(Figure record extracts)
# # # #

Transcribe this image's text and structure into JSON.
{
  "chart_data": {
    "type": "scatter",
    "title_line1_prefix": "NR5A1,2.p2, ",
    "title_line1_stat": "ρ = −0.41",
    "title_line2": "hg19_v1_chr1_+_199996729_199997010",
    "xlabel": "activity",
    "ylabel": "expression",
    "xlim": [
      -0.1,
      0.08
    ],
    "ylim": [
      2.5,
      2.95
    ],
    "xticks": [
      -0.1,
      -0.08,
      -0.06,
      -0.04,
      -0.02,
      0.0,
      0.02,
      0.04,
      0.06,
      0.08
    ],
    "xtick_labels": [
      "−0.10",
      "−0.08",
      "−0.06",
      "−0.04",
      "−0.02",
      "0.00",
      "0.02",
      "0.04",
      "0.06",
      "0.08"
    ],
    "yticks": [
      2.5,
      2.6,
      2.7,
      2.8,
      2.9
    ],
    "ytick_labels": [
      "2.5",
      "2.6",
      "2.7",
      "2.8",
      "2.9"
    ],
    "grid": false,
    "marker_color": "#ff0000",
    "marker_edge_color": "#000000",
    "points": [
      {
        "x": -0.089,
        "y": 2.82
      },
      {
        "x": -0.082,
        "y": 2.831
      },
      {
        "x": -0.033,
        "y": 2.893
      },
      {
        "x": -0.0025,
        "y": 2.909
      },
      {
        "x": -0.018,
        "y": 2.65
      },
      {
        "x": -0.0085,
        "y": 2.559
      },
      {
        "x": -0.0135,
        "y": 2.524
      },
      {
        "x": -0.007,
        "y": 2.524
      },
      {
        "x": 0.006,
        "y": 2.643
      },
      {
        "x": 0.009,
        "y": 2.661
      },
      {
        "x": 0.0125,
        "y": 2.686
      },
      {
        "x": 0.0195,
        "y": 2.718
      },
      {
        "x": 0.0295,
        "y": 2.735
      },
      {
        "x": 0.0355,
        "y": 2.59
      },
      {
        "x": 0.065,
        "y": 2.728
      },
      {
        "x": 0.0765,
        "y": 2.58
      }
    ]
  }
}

# # # #

§ **WORK TO DO**:
Output the records exactly, including every line.

§ **THE RESULT**:
Transcribe this image's text and structure into JSON.
{
  "chart_data": {
    "type": "scatter",
    "title_line1_prefix": "NR5A1,2.p2, ",
    "title_line1_stat": "ρ = −0.41",
    "title_line2": "hg19_v1_chr1_+_199996729_199997010",
    "xlabel": "activity",
    "ylabel": "expression",
    "xlim": [
      -0.1,
      0.08
    ],
    "ylim": [
      2.5,
      2.95
    ],
    "xticks": [
      -0.1,
      -0.08,
      -0.06,
      -0.04,
      -0.02,
      0.0,
      0.02,
      0.04,
      0.06,
      0.08
    ],
    "xtick_labels": [
      "−0.10",
      "−0.08",
      "−0.06",
      "−0.04",
      "−0.02",
      "0.00",
      "0.02",
      "0.04",
      "0.06",
      "0.08"
    ],
    "yticks": [
      2.5,
      2.6,
      2.7,
      2.8,
      2.9
    ],
    "ytick_labels": [
      "2.5",
      "2.6",
      "2.7",
      "2.8",
      "2.9"
    ],
    "grid": false,
    "marker_color": "#ff0000",
    "marker_edge_color": "#000000",
    "points": [
      {
        "x": -0.089,
        "y": 2.82
      },
      {
        "x": -0.082,
        "y": 2.831
      },
      {
        "x": -0.033,
        "y": 2.893
      },
      {
        "x": -0.0025,
        "y": 2.909
      },
      {
        "x": -0.018,
        "y": 2.65
      },
      {
        "x": -0.0085,
        "y": 2.559
      },
      {
        "x": -0.0135,
        "y": 2.524
      },
      {
        "x": -0.007,
        "y": 2.524
      },
      {
        "x": 0.006,
        "y": 2.643
      },
      {
        "x": 0.009,
        "y": 2.661
      },
      {
        "x": 0.0125,
        "y": 2.686
      },
      {
        "x": 0.0195,
        "y": 2.718
      },
      {
        "x": 0.0295,
        "y": 2.735
      },
      {
        "x": 0.0355,
        "y": 2.59
      },
      {
        "x": 0.065,
        "y": 2.728
      },
      {
        "x": 0.0765,
        "y": 2.58
      }
    ]
  }
}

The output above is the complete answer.